## [Stated problem]
Gather every line of the entries that includes the word "否则将会造成触电".

++++++++

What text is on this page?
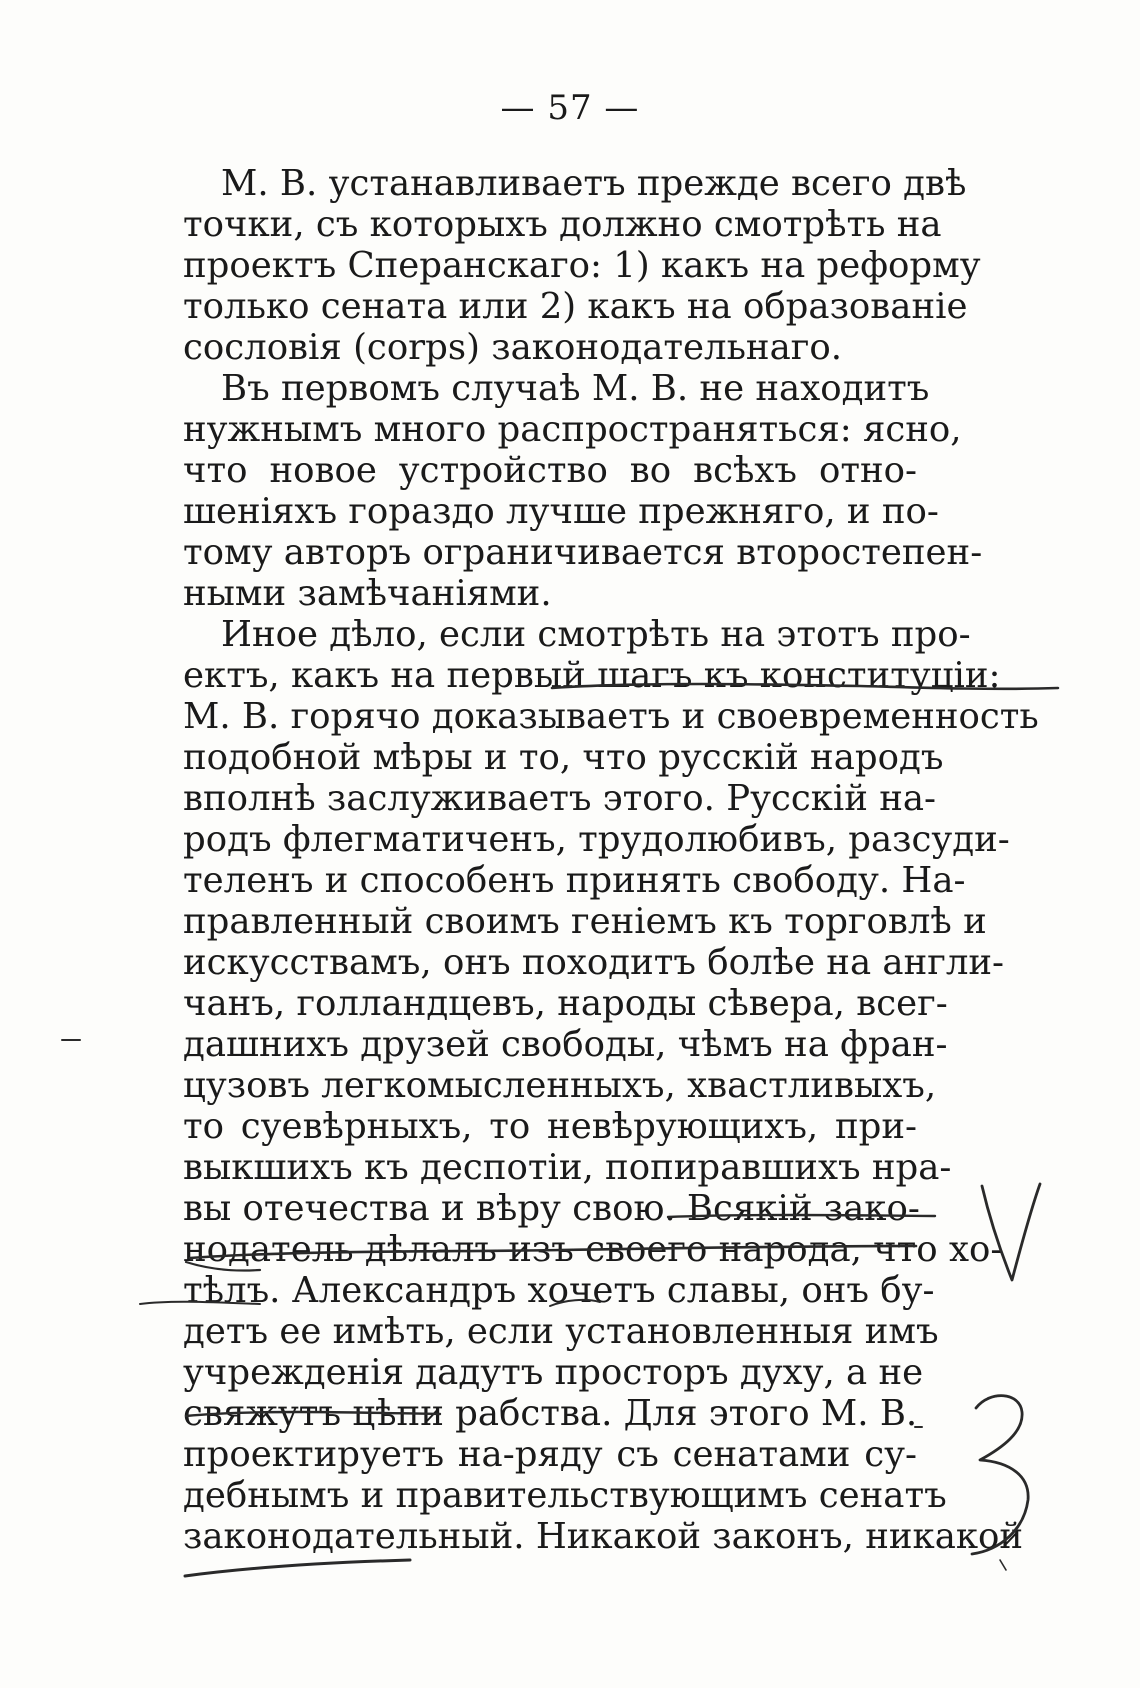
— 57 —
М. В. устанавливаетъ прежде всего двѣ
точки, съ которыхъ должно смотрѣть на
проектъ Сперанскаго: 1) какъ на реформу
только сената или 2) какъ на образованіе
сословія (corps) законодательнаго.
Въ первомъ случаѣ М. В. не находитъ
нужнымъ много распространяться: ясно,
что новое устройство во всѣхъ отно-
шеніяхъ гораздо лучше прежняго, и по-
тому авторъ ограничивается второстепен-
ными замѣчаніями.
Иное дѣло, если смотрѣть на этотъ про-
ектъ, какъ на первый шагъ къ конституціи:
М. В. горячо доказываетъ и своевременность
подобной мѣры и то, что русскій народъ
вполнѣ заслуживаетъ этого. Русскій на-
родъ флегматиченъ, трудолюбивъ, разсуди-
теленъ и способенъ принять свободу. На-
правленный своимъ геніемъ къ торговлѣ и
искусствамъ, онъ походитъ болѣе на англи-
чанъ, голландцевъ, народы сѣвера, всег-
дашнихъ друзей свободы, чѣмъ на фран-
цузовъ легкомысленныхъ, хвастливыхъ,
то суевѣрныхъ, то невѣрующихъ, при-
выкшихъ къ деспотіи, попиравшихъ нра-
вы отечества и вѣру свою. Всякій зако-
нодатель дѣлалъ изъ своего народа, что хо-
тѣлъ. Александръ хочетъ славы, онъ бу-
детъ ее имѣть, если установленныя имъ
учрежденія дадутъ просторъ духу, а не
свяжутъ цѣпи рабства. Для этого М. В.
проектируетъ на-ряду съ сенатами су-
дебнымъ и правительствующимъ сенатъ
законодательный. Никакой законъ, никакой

++++++++

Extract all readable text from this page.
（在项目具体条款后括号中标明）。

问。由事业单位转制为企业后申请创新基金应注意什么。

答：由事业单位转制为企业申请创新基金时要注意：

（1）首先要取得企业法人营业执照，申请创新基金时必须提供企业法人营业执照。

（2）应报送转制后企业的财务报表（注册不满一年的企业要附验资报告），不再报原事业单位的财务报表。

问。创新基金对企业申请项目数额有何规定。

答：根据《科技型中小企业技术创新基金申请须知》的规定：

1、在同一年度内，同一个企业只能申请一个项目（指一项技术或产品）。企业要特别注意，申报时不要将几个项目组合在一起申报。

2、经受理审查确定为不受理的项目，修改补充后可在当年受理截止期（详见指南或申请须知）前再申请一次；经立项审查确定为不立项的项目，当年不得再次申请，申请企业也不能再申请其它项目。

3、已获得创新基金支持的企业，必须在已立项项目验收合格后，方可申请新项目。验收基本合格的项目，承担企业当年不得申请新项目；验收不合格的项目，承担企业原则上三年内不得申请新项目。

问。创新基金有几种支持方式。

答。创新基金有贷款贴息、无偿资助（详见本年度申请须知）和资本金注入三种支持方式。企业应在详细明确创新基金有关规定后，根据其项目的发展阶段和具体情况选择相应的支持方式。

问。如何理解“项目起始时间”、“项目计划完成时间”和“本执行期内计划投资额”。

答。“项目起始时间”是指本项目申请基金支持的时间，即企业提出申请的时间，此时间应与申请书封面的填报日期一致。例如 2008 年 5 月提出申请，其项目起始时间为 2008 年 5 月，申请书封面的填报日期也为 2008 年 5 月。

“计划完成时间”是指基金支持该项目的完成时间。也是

++++++++

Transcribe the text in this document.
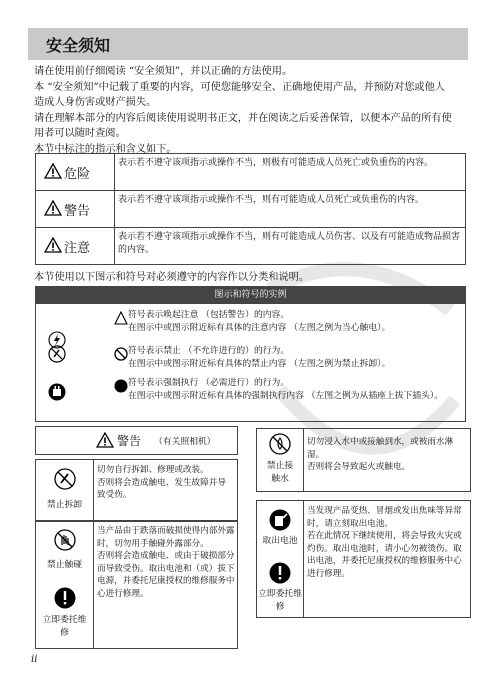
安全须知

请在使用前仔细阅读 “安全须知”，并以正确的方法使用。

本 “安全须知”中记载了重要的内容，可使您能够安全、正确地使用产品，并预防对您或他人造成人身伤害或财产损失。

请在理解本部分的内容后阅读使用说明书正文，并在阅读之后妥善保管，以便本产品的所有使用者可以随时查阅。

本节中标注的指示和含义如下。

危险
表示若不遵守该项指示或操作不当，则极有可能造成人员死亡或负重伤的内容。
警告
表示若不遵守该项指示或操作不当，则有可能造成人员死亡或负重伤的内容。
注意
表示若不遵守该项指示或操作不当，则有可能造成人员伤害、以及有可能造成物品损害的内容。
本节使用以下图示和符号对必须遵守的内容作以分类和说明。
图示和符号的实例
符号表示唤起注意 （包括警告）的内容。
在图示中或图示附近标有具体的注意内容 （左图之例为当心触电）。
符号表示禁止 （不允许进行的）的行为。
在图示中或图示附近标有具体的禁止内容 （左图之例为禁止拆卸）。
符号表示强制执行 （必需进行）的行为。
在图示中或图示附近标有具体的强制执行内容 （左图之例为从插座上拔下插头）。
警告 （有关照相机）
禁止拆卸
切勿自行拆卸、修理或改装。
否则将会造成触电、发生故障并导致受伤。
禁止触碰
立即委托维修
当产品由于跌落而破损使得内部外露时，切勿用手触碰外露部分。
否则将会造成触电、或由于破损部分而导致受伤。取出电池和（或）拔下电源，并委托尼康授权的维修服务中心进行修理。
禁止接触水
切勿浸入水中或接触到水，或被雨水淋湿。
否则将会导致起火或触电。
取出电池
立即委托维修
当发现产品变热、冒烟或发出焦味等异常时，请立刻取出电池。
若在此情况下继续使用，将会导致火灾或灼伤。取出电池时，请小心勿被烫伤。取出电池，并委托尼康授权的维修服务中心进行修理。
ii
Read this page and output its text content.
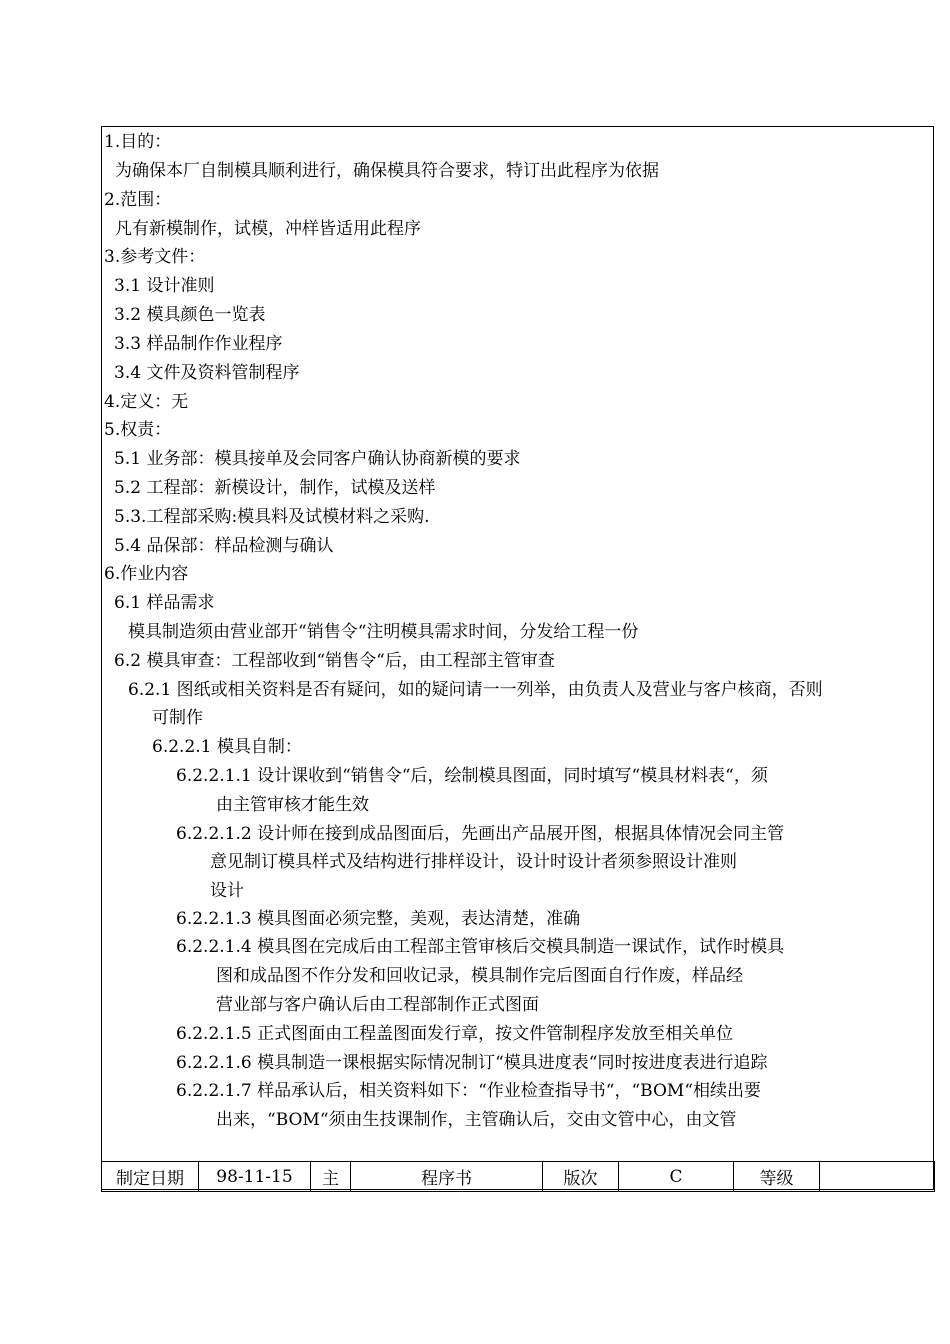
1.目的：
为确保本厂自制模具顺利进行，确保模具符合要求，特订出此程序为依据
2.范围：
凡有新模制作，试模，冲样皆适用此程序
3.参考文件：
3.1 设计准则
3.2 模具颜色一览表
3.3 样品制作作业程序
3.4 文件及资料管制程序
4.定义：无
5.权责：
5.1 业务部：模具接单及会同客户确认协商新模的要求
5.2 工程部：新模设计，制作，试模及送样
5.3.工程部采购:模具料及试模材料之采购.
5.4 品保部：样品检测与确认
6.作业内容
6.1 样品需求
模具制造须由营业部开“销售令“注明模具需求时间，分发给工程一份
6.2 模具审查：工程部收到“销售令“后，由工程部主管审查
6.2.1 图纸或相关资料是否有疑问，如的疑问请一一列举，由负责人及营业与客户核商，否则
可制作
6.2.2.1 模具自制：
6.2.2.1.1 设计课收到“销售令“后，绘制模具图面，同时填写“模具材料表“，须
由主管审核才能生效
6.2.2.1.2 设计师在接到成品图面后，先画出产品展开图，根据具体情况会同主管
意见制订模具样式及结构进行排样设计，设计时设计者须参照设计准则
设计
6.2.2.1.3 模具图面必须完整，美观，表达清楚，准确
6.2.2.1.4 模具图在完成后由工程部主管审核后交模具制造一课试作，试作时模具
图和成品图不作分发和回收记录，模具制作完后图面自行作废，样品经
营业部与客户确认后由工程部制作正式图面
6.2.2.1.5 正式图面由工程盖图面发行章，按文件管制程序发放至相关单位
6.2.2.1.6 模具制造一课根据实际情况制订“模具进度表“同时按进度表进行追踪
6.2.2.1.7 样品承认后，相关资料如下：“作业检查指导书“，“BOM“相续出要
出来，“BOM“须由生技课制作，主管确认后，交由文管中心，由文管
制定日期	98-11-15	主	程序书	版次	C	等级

++++++++

## [Completed exercise]
否则将会造成触电、发生故障并导致受伤。
否则将会造成触电、或由于破损部分而导致受伤。取出电池和（或）拔下电源，并委托尼康授权的维修服务中心进行修理。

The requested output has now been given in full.